### RECORDS SHOWN ###
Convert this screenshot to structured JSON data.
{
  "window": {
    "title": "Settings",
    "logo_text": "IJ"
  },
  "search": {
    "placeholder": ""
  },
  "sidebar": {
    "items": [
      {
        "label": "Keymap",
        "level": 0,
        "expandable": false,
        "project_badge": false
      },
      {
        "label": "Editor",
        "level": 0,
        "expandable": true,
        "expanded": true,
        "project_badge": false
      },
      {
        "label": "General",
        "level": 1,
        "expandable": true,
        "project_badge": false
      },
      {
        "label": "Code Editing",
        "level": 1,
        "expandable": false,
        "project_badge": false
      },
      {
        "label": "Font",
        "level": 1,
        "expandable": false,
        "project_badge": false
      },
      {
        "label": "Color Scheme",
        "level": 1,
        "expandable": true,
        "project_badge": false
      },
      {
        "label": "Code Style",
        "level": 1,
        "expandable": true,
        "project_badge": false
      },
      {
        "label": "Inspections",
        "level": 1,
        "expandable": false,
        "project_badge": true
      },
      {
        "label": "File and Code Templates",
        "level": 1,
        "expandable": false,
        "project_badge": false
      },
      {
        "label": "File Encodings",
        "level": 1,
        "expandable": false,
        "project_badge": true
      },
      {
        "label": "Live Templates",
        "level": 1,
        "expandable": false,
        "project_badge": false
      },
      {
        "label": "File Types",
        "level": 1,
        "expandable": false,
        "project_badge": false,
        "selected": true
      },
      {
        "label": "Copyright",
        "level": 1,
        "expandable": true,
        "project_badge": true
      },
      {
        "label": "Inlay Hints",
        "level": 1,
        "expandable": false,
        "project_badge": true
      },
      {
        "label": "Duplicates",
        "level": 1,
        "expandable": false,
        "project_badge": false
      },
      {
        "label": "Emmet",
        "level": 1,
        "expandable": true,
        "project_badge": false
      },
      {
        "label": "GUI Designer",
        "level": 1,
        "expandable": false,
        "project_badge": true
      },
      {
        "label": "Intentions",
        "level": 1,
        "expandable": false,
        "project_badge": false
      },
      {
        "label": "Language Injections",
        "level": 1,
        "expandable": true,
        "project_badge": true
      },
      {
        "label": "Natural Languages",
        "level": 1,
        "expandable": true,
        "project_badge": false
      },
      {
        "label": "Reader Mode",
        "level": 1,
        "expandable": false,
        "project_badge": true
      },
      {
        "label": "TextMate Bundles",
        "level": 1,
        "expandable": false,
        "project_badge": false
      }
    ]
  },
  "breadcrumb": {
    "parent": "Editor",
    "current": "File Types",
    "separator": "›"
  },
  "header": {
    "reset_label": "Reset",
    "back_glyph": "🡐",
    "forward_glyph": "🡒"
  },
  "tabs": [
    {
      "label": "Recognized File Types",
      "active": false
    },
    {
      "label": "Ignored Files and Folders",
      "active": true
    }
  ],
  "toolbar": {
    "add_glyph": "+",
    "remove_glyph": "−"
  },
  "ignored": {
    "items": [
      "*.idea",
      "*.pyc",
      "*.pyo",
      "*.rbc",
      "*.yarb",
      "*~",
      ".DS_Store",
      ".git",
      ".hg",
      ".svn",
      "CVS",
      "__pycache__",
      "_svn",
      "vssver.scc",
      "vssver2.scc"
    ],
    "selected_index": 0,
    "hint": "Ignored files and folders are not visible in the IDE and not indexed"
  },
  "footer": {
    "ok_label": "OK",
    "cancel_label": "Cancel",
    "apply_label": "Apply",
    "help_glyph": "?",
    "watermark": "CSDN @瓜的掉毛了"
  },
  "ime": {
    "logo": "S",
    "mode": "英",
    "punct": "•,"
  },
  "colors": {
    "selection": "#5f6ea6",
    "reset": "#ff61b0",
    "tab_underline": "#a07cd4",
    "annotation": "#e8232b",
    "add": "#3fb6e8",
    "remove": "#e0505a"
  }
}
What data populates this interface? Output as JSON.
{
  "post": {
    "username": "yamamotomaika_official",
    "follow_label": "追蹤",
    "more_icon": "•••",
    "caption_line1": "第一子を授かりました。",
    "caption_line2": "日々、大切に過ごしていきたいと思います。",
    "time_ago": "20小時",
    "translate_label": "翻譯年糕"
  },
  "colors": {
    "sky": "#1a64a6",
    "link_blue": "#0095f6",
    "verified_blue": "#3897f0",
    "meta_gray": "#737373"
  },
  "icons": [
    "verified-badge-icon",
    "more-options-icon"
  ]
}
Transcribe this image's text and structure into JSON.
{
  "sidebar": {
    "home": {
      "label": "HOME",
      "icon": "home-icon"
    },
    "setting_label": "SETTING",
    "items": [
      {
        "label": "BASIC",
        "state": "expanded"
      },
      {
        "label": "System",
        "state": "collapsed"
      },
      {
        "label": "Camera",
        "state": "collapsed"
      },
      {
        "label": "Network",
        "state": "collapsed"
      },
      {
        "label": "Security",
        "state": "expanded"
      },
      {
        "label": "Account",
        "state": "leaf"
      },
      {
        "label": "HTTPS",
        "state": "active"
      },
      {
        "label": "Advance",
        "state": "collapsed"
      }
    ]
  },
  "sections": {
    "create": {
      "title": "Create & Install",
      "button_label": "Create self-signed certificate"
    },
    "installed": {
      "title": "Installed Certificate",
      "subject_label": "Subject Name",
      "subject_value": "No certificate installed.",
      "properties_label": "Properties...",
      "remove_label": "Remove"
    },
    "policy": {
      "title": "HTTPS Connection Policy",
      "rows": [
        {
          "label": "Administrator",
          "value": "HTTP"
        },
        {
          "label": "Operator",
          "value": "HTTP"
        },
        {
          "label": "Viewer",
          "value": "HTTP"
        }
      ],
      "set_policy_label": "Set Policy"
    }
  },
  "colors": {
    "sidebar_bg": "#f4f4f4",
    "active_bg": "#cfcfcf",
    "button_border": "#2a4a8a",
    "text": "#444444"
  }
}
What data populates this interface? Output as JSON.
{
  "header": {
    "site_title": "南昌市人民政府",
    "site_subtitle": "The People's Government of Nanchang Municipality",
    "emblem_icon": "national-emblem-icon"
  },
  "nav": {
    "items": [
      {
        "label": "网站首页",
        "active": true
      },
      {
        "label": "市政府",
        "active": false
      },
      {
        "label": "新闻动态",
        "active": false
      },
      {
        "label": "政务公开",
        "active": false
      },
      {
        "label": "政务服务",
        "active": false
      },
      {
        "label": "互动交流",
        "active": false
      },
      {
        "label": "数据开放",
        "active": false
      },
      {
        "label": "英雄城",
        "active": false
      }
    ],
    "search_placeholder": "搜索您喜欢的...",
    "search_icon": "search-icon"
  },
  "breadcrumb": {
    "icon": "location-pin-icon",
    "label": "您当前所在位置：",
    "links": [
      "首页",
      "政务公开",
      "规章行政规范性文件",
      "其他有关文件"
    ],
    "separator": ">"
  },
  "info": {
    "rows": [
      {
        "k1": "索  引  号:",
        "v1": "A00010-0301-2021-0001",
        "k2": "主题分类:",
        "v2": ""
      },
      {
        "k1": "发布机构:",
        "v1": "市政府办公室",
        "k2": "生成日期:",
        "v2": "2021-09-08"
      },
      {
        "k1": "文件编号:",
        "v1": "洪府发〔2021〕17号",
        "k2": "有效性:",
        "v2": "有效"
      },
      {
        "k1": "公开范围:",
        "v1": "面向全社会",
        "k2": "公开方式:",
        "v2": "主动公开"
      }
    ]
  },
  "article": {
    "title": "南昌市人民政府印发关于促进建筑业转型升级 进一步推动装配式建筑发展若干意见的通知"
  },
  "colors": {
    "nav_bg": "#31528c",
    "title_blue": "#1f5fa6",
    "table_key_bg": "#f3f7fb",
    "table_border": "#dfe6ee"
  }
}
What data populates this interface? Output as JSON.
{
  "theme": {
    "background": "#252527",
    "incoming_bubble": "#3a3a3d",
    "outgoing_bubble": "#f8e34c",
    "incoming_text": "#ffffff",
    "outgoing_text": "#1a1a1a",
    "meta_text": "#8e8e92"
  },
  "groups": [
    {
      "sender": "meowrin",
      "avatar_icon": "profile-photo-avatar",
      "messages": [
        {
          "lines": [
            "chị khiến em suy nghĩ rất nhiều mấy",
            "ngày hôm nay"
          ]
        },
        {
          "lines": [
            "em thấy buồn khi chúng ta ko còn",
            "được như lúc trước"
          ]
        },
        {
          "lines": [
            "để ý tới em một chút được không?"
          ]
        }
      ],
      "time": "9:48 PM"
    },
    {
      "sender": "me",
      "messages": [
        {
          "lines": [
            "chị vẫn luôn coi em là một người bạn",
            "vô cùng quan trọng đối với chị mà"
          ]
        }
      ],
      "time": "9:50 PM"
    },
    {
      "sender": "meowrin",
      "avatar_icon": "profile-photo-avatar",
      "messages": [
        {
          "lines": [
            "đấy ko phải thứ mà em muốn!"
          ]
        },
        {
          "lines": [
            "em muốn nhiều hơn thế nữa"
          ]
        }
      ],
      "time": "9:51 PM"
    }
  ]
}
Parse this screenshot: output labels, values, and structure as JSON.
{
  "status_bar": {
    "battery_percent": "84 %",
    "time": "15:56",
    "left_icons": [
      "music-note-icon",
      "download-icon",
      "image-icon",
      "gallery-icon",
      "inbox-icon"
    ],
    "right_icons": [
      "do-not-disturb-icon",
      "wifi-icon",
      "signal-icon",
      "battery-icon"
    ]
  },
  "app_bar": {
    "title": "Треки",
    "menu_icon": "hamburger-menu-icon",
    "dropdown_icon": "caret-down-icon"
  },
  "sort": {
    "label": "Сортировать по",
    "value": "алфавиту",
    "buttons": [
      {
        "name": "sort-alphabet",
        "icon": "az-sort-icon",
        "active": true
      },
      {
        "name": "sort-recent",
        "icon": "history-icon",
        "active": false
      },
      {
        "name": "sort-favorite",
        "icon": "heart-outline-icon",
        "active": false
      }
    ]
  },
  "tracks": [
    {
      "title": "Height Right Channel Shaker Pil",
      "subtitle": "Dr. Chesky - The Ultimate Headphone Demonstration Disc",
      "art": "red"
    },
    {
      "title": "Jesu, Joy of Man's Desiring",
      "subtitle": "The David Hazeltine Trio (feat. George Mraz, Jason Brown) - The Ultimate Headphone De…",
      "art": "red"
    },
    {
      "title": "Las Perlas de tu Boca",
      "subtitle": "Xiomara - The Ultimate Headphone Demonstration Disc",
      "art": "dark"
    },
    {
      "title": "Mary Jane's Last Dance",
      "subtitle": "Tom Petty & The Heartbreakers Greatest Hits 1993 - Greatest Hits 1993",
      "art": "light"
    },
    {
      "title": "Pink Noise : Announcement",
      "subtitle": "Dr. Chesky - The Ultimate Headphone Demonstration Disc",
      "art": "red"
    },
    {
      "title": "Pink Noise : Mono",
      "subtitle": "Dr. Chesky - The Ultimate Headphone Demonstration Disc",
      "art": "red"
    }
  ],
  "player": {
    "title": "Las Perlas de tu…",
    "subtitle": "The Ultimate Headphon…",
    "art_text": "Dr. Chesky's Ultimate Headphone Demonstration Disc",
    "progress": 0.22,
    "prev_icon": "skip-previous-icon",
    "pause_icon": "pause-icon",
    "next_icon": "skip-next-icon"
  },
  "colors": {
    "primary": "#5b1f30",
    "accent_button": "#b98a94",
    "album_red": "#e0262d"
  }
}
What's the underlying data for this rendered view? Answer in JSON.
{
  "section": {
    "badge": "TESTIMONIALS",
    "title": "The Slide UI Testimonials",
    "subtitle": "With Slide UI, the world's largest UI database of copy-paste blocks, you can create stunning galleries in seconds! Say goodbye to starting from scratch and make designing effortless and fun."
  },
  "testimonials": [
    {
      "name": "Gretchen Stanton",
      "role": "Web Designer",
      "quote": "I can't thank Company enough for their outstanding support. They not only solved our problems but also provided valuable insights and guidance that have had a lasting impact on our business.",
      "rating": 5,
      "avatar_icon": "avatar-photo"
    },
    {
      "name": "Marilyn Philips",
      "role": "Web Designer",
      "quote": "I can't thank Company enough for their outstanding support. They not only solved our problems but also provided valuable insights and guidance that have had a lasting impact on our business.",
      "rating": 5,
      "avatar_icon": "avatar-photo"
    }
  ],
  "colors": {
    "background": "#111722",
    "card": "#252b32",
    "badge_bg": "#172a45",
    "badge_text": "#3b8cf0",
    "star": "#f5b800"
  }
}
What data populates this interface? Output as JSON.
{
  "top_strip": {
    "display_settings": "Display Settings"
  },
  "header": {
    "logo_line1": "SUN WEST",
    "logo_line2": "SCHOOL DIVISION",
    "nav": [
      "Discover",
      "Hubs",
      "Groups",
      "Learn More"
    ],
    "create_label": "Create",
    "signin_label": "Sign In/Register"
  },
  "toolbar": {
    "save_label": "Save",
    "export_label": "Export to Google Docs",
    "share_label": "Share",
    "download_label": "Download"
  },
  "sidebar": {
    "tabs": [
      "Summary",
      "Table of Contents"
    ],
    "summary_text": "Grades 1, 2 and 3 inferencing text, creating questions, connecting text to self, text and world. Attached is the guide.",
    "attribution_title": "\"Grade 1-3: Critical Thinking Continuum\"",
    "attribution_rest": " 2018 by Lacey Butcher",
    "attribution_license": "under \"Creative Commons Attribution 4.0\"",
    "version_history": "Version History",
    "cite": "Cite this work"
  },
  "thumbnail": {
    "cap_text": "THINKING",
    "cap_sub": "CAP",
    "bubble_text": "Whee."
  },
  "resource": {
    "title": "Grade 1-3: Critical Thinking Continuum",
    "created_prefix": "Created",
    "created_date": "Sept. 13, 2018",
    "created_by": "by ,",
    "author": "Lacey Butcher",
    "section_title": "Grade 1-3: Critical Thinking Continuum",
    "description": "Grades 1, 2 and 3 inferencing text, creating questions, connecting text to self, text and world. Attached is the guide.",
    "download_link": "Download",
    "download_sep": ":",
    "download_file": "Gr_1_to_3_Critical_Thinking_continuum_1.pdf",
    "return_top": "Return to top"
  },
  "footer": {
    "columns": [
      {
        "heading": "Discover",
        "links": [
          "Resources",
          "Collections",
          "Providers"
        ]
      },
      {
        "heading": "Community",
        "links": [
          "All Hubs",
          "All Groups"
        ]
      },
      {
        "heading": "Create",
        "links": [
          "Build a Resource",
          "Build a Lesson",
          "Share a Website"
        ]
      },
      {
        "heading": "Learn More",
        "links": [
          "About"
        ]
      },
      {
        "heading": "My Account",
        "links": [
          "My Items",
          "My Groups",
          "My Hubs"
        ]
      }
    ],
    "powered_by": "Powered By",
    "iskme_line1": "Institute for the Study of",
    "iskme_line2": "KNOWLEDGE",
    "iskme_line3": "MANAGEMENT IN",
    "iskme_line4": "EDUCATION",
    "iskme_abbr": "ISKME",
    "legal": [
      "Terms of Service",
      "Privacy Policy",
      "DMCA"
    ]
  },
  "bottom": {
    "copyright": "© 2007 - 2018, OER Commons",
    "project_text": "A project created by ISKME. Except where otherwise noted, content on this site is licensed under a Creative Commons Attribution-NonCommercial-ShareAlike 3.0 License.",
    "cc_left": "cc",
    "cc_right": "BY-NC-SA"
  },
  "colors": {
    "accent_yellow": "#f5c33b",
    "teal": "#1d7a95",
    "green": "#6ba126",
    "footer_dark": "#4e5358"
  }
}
###
Only lines with "Slide" are wanted here; list each of them.

__TASK RESULT__:
    "title": "The Slide UI Testimonials",
    "subtitle": "With Slide UI, the world's largest UI database of copy-paste blocks, you can create stunning galleries in seconds! Say goodbye to starting from scratch and make designing effortless and fun."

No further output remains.